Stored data
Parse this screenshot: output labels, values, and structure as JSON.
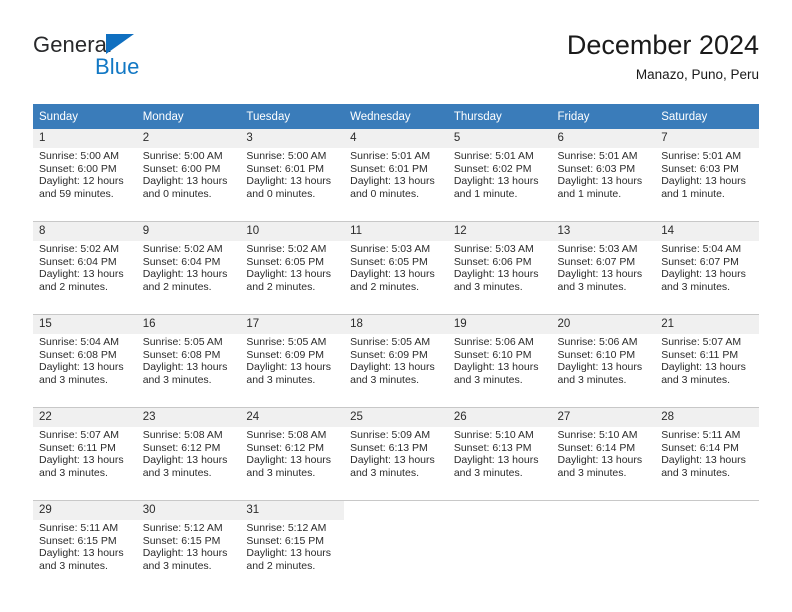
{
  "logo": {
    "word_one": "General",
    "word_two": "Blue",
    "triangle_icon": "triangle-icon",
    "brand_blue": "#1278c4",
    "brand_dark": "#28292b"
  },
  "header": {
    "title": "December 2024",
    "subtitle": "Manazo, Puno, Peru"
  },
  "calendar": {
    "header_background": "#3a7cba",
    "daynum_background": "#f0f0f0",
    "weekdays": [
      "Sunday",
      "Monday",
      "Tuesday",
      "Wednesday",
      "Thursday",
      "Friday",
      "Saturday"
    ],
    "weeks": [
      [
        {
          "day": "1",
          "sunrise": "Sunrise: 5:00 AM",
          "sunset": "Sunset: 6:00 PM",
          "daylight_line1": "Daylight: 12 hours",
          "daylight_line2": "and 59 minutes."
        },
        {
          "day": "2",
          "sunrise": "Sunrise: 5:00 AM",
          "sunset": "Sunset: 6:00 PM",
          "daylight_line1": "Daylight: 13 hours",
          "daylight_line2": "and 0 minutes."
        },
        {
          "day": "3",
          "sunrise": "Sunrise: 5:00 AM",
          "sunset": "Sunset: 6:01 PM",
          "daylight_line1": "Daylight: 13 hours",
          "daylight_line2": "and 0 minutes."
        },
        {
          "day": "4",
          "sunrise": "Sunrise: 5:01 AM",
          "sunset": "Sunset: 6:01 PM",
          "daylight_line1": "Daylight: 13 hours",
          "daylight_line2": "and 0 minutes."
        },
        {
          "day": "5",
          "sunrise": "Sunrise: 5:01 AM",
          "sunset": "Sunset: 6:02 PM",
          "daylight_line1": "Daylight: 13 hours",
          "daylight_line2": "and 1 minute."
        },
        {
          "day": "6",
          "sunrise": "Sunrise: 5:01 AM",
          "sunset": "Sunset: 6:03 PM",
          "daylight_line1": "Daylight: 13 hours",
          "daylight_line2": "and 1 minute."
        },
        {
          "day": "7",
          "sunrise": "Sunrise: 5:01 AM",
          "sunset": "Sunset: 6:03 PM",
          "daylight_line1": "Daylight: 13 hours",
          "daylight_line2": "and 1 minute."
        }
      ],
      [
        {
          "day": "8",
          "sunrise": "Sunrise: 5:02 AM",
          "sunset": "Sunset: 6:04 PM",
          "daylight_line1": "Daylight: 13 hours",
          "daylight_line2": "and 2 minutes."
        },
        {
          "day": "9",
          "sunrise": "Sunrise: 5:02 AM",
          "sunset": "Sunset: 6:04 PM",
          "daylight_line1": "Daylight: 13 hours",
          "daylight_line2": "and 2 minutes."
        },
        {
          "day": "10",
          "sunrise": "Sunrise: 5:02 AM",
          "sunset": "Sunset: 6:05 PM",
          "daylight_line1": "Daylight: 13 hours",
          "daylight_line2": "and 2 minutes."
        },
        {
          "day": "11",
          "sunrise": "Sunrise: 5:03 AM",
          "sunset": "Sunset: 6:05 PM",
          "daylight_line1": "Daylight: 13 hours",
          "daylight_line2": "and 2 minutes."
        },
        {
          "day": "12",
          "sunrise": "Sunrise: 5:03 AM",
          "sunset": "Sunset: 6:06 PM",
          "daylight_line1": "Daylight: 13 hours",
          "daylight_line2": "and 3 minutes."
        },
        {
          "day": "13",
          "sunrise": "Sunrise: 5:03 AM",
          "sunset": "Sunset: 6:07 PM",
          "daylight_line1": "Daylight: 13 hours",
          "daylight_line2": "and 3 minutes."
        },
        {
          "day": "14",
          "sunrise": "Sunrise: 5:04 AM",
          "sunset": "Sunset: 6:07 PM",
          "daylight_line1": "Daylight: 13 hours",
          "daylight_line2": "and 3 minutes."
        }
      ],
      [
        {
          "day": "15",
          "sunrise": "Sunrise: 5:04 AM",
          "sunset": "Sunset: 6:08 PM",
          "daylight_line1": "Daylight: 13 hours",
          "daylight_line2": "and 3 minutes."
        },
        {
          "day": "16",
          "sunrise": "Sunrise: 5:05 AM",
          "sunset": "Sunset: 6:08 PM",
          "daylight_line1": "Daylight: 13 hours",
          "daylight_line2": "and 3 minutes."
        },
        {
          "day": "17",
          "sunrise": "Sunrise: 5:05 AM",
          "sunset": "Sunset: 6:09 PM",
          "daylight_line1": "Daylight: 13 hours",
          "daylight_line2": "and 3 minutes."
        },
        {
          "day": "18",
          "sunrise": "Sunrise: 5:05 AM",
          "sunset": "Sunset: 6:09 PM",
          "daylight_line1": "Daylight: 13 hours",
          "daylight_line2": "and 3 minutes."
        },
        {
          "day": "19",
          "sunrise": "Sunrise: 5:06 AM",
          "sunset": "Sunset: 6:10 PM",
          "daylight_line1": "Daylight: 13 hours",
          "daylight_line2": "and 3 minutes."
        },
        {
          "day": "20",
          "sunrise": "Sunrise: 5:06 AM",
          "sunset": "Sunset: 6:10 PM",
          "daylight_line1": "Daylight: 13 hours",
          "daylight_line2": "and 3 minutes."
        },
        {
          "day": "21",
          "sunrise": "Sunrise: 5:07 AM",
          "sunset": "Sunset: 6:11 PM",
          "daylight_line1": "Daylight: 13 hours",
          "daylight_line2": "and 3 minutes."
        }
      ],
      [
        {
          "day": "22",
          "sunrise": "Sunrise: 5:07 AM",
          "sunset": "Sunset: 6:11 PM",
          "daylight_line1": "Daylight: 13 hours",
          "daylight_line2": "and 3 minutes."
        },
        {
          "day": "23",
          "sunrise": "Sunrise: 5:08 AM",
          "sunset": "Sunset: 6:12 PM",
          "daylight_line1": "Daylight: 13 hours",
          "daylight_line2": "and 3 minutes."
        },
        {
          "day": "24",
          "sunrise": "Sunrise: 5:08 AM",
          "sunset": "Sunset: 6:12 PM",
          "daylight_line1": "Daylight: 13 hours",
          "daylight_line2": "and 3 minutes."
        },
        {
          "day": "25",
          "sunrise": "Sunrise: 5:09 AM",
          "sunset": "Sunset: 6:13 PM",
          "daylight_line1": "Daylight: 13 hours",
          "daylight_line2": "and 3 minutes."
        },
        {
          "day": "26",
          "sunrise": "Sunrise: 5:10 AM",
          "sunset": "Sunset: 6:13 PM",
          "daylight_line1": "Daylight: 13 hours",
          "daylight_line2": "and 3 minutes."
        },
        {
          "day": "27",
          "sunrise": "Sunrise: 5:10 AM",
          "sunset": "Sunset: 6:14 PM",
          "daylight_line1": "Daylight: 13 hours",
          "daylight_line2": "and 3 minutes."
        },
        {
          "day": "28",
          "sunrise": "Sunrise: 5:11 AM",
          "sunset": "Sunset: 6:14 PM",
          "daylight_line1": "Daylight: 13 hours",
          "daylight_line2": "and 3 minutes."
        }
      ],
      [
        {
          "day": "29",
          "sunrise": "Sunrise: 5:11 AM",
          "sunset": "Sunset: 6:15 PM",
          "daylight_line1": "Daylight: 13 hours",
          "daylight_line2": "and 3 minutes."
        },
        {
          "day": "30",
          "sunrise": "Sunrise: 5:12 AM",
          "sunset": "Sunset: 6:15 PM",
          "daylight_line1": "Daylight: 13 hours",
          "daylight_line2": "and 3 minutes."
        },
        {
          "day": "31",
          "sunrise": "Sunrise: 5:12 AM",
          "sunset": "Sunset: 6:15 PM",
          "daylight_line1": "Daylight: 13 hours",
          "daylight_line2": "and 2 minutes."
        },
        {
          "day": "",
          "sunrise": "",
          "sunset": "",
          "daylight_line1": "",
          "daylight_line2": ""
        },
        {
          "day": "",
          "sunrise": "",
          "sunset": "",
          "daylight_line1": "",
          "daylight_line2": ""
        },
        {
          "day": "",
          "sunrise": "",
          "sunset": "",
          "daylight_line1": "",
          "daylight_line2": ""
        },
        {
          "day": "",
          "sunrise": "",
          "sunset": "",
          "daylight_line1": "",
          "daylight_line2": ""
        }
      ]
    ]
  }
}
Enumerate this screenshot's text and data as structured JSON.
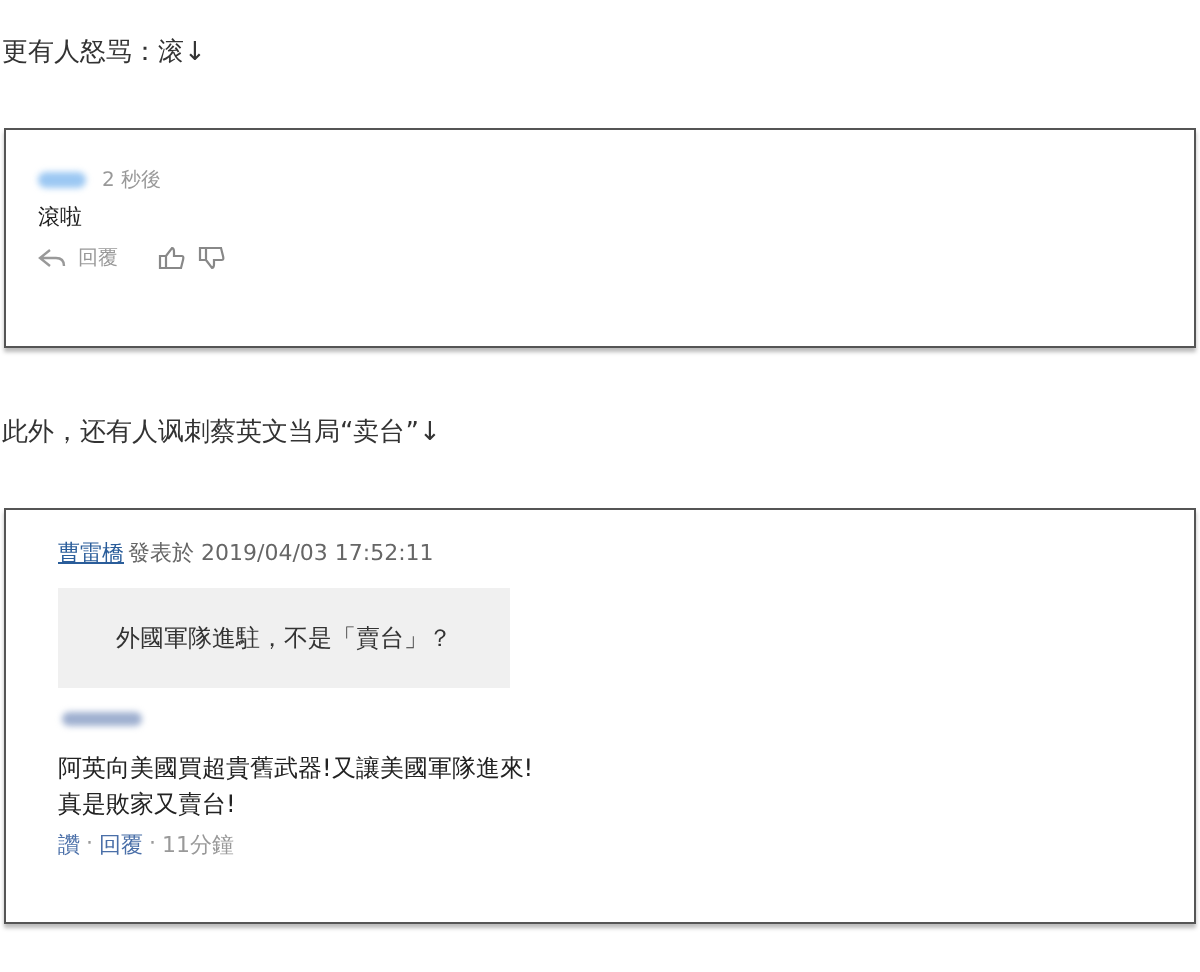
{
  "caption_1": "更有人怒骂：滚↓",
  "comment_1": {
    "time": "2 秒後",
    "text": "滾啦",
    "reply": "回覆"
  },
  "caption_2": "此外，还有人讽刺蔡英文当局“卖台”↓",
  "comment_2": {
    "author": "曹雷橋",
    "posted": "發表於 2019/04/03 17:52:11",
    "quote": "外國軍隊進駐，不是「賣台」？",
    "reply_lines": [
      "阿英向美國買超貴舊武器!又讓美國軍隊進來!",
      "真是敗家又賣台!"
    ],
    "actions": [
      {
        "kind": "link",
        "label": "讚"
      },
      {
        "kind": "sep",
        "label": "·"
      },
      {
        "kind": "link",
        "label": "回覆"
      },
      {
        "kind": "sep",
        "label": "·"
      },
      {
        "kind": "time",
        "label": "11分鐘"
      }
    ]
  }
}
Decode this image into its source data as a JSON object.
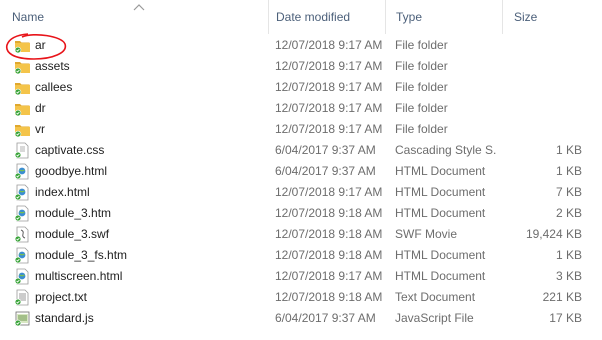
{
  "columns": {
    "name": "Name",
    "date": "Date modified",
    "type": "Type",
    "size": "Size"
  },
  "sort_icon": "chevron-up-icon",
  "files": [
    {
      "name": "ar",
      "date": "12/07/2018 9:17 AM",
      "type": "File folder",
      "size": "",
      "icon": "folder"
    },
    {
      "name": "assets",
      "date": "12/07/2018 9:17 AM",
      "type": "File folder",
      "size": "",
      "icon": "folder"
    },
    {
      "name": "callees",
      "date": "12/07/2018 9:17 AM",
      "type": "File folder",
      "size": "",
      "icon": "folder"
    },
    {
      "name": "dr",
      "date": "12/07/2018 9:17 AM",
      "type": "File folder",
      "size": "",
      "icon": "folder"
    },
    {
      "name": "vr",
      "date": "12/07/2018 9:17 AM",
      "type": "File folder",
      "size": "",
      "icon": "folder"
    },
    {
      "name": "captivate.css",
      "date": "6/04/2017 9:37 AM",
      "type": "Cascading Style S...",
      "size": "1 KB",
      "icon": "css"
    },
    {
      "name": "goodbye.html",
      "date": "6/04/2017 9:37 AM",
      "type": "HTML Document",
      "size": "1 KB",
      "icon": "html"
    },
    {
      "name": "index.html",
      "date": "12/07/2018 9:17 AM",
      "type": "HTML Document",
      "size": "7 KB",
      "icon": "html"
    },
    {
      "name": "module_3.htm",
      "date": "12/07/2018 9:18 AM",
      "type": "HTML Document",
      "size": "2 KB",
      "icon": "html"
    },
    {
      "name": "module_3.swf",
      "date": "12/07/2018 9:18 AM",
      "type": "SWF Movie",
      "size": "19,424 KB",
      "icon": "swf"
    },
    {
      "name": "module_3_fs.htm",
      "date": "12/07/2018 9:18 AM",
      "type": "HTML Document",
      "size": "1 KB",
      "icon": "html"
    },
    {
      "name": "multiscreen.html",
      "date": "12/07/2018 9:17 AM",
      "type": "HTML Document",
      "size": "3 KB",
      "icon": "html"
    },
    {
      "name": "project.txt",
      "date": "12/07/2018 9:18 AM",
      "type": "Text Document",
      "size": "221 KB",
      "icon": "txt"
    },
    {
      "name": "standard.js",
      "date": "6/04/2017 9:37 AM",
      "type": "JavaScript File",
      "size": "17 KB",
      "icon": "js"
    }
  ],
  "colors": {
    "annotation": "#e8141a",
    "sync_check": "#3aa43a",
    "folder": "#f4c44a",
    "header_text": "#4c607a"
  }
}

**What you have to do:**
Gather all lines from the listing above in which "this" occurs.

**Response to the exercise:**
Parse this screenshot: output labels, values, and structure as JSON.
Enumerate this screenshot's text and data as structured JSON.
Decode this image into its source data as a JSON object.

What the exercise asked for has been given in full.